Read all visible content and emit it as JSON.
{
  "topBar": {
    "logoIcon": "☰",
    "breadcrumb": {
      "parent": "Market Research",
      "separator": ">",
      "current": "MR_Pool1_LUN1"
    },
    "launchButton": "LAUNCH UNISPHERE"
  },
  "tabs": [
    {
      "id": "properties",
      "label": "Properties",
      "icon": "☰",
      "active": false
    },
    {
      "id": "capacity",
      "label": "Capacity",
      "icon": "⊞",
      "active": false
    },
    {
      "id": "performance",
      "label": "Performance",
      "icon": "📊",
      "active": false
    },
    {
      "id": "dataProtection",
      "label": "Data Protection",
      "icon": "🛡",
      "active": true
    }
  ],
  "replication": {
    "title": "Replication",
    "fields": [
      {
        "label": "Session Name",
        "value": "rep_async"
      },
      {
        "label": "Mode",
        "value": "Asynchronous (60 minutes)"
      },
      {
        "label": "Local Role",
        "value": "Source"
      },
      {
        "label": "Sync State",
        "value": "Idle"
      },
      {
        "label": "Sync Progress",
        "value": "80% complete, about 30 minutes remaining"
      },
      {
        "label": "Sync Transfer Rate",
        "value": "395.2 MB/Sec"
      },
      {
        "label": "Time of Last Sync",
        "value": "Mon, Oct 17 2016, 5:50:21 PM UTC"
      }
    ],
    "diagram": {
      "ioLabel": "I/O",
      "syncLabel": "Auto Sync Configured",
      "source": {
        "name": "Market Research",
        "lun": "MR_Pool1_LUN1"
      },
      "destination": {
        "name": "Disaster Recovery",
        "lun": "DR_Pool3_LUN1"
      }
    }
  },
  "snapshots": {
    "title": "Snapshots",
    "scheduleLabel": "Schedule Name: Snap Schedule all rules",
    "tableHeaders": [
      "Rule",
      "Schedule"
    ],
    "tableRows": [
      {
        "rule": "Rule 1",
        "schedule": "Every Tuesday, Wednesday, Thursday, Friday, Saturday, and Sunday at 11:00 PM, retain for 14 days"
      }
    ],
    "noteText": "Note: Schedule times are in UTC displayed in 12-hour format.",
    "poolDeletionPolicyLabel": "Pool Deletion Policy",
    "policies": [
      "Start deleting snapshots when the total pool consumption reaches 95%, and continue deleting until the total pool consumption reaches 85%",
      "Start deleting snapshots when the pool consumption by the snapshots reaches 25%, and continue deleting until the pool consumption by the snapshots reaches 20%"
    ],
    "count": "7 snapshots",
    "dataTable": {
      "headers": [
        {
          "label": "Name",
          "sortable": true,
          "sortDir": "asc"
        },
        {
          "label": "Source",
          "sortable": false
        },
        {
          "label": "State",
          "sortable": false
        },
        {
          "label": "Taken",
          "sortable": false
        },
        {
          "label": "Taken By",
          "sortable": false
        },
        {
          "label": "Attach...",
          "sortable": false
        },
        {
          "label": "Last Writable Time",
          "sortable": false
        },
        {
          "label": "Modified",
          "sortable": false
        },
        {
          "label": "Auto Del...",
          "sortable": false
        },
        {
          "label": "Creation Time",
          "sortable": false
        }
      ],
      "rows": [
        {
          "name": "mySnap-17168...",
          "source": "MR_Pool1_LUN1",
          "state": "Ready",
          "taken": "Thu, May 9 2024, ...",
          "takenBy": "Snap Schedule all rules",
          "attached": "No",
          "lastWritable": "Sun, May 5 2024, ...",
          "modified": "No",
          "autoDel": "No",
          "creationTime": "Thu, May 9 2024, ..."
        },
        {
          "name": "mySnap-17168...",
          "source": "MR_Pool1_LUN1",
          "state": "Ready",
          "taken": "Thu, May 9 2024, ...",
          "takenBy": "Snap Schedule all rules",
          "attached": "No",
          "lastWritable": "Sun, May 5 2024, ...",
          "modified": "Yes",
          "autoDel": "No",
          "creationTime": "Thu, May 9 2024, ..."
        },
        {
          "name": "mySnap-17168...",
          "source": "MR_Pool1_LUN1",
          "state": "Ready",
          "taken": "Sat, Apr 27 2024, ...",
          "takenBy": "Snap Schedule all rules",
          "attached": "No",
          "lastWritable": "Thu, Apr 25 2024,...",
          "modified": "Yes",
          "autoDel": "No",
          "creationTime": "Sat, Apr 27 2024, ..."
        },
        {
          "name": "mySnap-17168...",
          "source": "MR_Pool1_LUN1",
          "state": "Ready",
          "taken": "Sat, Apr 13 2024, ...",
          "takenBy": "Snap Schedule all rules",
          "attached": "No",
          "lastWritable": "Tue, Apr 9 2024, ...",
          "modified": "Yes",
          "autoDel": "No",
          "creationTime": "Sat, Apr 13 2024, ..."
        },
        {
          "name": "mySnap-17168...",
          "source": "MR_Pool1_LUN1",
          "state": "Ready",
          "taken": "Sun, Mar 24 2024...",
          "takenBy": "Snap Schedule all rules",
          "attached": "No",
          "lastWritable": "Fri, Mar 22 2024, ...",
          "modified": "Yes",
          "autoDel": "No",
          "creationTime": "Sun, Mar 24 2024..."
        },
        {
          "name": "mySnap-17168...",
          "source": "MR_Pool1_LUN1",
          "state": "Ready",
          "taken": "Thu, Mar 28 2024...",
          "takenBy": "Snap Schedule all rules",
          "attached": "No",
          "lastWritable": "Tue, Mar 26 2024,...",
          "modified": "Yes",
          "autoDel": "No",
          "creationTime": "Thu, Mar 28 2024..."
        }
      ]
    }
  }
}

* * * * * * *

Repeat the listing in full, keeping every line exactly as it is.

Read all visible content and emit it as JSON.
{
  "topBar": {
    "logoIcon": "☰",
    "breadcrumb": {
      "parent": "Market Research",
      "separator": ">",
      "current": "MR_Pool1_LUN1"
    },
    "launchButton": "LAUNCH UNISPHERE"
  },
  "tabs": [
    {
      "id": "properties",
      "label": "Properties",
      "icon": "☰",
      "active": false
    },
    {
      "id": "capacity",
      "label": "Capacity",
      "icon": "⊞",
      "active": false
    },
    {
      "id": "performance",
      "label": "Performance",
      "icon": "📊",
      "active": false
    },
    {
      "id": "dataProtection",
      "label": "Data Protection",
      "icon": "🛡",
      "active": true
    }
  ],
  "replication": {
    "title": "Replication",
    "fields": [
      {
        "label": "Session Name",
        "value": "rep_async"
      },
      {
        "label": "Mode",
        "value": "Asynchronous (60 minutes)"
      },
      {
        "label": "Local Role",
        "value": "Source"
      },
      {
        "label": "Sync State",
        "value": "Idle"
      },
      {
        "label": "Sync Progress",
        "value": "80% complete, about 30 minutes remaining"
      },
      {
        "label": "Sync Transfer Rate",
        "value": "395.2 MB/Sec"
      },
      {
        "label": "Time of Last Sync",
        "value": "Mon, Oct 17 2016, 5:50:21 PM UTC"
      }
    ],
    "diagram": {
      "ioLabel": "I/O",
      "syncLabel": "Auto Sync Configured",
      "source": {
        "name": "Market Research",
        "lun": "MR_Pool1_LUN1"
      },
      "destination": {
        "name": "Disaster Recovery",
        "lun": "DR_Pool3_LUN1"
      }
    }
  },
  "snapshots": {
    "title": "Snapshots",
    "scheduleLabel": "Schedule Name: Snap Schedule all rules",
    "tableHeaders": [
      "Rule",
      "Schedule"
    ],
    "tableRows": [
      {
        "rule": "Rule 1",
        "schedule": "Every Tuesday, Wednesday, Thursday, Friday, Saturday, and Sunday at 11:00 PM, retain for 14 days"
      }
    ],
    "noteText": "Note: Schedule times are in UTC displayed in 12-hour format.",
    "poolDeletionPolicyLabel": "Pool Deletion Policy",
    "policies": [
      "Start deleting snapshots when the total pool consumption reaches 95%, and continue deleting until the total pool consumption reaches 85%",
      "Start deleting snapshots when the pool consumption by the snapshots reaches 25%, and continue deleting until the pool consumption by the snapshots reaches 20%"
    ],
    "count": "7 snapshots",
    "dataTable": {
      "headers": [
        {
          "label": "Name",
          "sortable": true,
          "sortDir": "asc"
        },
        {
          "label": "Source",
          "sortable": false
        },
        {
          "label": "State",
          "sortable": false
        },
        {
          "label": "Taken",
          "sortable": false
        },
        {
          "label": "Taken By",
          "sortable": false
        },
        {
          "label": "Attach...",
          "sortable": false
        },
        {
          "label": "Last Writable Time",
          "sortable": false
        },
        {
          "label": "Modified",
          "sortable": false
        },
        {
          "label": "Auto Del...",
          "sortable": false
        },
        {
          "label": "Creation Time",
          "sortable": false
        }
      ],
      "rows": [
        {
          "name": "mySnap-17168...",
          "source": "MR_Pool1_LUN1",
          "state": "Ready",
          "taken": "Thu, May 9 2024, ...",
          "takenBy": "Snap Schedule all rules",
          "attached": "No",
          "lastWritable": "Sun, May 5 2024, ...",
          "modified": "No",
          "autoDel": "No",
          "creationTime": "Thu, May 9 2024, ..."
        },
        {
          "name": "mySnap-17168...",
          "source": "MR_Pool1_LUN1",
          "state": "Ready",
          "taken": "Thu, May 9 2024, ...",
          "takenBy": "Snap Schedule all rules",
          "attached": "No",
          "lastWritable": "Sun, May 5 2024, ...",
          "modified": "Yes",
          "autoDel": "No",
          "creationTime": "Thu, May 9 2024, ..."
        },
        {
          "name": "mySnap-17168...",
          "source": "MR_Pool1_LUN1",
          "state": "Ready",
          "taken": "Sat, Apr 27 2024, ...",
          "takenBy": "Snap Schedule all rules",
          "attached": "No",
          "lastWritable": "Thu, Apr 25 2024,...",
          "modified": "Yes",
          "autoDel": "No",
          "creationTime": "Sat, Apr 27 2024, ..."
        },
        {
          "name": "mySnap-17168...",
          "source": "MR_Pool1_LUN1",
          "state": "Ready",
          "taken": "Sat, Apr 13 2024, ...",
          "takenBy": "Snap Schedule all rules",
          "attached": "No",
          "lastWritable": "Tue, Apr 9 2024, ...",
          "modified": "Yes",
          "autoDel": "No",
          "creationTime": "Sat, Apr 13 2024, ..."
        },
        {
          "name": "mySnap-17168...",
          "source": "MR_Pool1_LUN1",
          "state": "Ready",
          "taken": "Sun, Mar 24 2024...",
          "takenBy": "Snap Schedule all rules",
          "attached": "No",
          "lastWritable": "Fri, Mar 22 2024, ...",
          "modified": "Yes",
          "autoDel": "No",
          "creationTime": "Sun, Mar 24 2024..."
        },
        {
          "name": "mySnap-17168...",
          "source": "MR_Pool1_LUN1",
          "state": "Ready",
          "taken": "Thu, Mar 28 2024...",
          "takenBy": "Snap Schedule all rules",
          "attached": "No",
          "lastWritable": "Tue, Mar 26 2024,...",
          "modified": "Yes",
          "autoDel": "No",
          "creationTime": "Thu, Mar 28 2024..."
        }
      ]
    }
  }
}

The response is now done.